Dataset items
——
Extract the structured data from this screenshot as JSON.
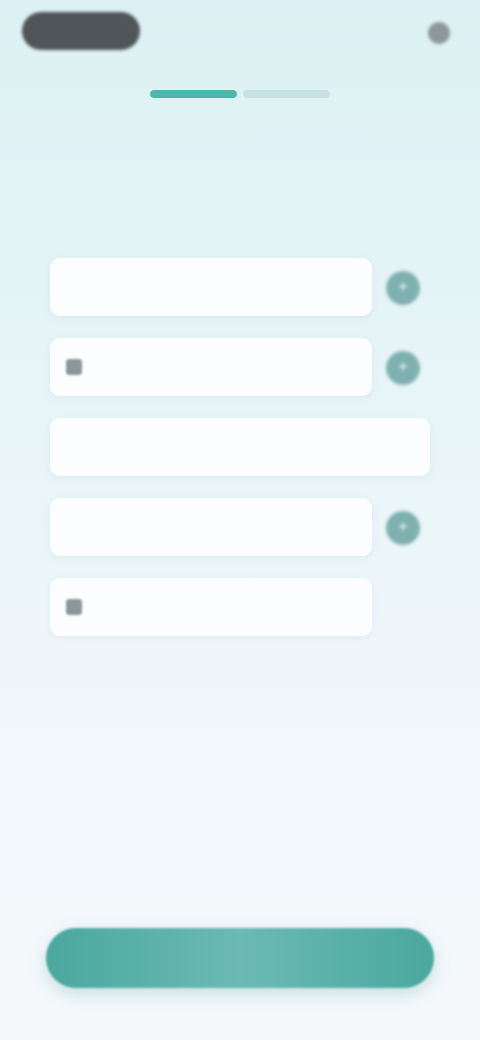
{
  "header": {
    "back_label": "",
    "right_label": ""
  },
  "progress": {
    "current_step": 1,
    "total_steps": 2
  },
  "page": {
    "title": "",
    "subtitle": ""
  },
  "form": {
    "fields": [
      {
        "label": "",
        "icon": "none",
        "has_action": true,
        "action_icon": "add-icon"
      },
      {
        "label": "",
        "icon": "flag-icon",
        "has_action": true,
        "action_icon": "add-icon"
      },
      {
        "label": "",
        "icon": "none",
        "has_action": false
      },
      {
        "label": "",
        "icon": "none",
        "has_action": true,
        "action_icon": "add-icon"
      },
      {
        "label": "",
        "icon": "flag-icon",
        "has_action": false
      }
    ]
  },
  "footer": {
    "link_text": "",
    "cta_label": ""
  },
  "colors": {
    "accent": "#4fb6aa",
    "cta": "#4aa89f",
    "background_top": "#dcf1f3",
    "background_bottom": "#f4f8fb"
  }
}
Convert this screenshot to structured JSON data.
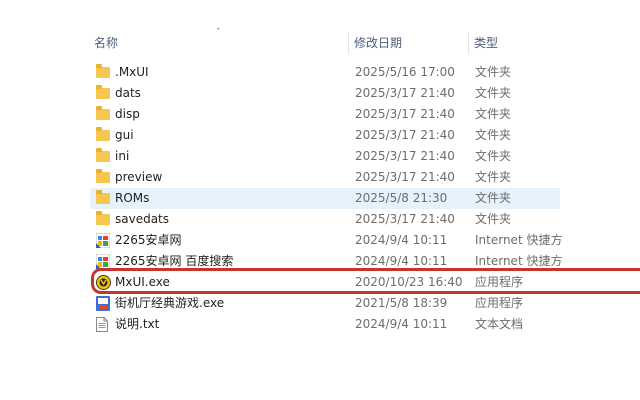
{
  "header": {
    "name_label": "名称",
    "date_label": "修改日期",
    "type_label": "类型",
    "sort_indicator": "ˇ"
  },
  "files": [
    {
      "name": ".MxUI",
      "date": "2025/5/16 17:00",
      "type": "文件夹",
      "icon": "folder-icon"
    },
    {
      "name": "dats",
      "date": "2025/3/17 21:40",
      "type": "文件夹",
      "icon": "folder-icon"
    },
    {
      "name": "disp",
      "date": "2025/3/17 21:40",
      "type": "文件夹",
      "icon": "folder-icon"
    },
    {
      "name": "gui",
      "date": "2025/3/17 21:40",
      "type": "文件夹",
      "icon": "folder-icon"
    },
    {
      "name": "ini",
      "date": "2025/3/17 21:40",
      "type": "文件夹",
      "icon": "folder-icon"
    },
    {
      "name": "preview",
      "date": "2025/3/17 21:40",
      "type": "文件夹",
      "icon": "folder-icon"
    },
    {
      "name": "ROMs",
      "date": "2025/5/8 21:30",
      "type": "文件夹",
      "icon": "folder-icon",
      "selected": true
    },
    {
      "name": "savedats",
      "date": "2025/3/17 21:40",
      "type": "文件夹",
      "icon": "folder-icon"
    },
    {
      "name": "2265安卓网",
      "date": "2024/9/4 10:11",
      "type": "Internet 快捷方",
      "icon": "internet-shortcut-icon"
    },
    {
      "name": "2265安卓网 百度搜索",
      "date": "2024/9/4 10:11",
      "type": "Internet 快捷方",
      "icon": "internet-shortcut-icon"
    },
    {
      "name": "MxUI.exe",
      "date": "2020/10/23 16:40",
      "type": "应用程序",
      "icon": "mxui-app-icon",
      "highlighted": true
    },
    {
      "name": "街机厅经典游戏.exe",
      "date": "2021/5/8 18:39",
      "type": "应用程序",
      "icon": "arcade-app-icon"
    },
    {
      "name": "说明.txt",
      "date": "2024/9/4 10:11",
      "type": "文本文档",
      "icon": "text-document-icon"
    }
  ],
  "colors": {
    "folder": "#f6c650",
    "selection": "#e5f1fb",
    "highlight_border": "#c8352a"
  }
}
——
• TASK TO CARRY OUT: Can the entries above be repeated exactly, without their pictures?

• IN RESPONSE:
Extract the structured data from this screenshot as JSON.
{
  "header": {
    "back_label": "",
    "right_label": ""
  },
  "progress": {
    "current_step": 1,
    "total_steps": 2
  },
  "page": {
    "title": "",
    "subtitle": ""
  },
  "form": {
    "fields": [
      {
        "label": "",
        "icon": "none",
        "has_action": true,
        "action_icon": "add-icon"
      },
      {
        "label": "",
        "icon": "flag-icon",
        "has_action": true,
        "action_icon": "add-icon"
      },
      {
        "label": "",
        "icon": "none",
        "has_action": false
      },
      {
        "label": "",
        "icon": "none",
        "has_action": true,
        "action_icon": "add-icon"
      },
      {
        "label": "",
        "icon": "flag-icon",
        "has_action": false
      }
    ]
  },
  "footer": {
    "link_text": "",
    "cta_label": ""
  },
  "colors": {
    "accent": "#4fb6aa",
    "cta": "#4aa89f",
    "background_top": "#dcf1f3",
    "background_bottom": "#f4f8fb"
  }
}
Convert this screenshot to structured JSON data.
{
  "header": {
    "name_label": "名称",
    "date_label": "修改日期",
    "type_label": "类型",
    "sort_indicator": "ˇ"
  },
  "files": [
    {
      "name": ".MxUI",
      "date": "2025/5/16 17:00",
      "type": "文件夹",
      "icon": "folder-icon"
    },
    {
      "name": "dats",
      "date": "2025/3/17 21:40",
      "type": "文件夹",
      "icon": "folder-icon"
    },
    {
      "name": "disp",
      "date": "2025/3/17 21:40",
      "type": "文件夹",
      "icon": "folder-icon"
    },
    {
      "name": "gui",
      "date": "2025/3/17 21:40",
      "type": "文件夹",
      "icon": "folder-icon"
    },
    {
      "name": "ini",
      "date": "2025/3/17 21:40",
      "type": "文件夹",
      "icon": "folder-icon"
    },
    {
      "name": "preview",
      "date": "2025/3/17 21:40",
      "type": "文件夹",
      "icon": "folder-icon"
    },
    {
      "name": "ROMs",
      "date": "2025/5/8 21:30",
      "type": "文件夹",
      "icon": "folder-icon",
      "selected": true
    },
    {
      "name": "savedats",
      "date": "2025/3/17 21:40",
      "type": "文件夹",
      "icon": "folder-icon"
    },
    {
      "name": "2265安卓网",
      "date": "2024/9/4 10:11",
      "type": "Internet 快捷方",
      "icon": "internet-shortcut-icon"
    },
    {
      "name": "2265安卓网 百度搜索",
      "date": "2024/9/4 10:11",
      "type": "Internet 快捷方",
      "icon": "internet-shortcut-icon"
    },
    {
      "name": "MxUI.exe",
      "date": "2020/10/23 16:40",
      "type": "应用程序",
      "icon": "mxui-app-icon",
      "highlighted": true
    },
    {
      "name": "街机厅经典游戏.exe",
      "date": "2021/5/8 18:39",
      "type": "应用程序",
      "icon": "arcade-app-icon"
    },
    {
      "name": "说明.txt",
      "date": "2024/9/4 10:11",
      "type": "文本文档",
      "icon": "text-document-icon"
    }
  ],
  "colors": {
    "folder": "#f6c650",
    "selection": "#e5f1fb",
    "highlight_border": "#c8352a"
  }
}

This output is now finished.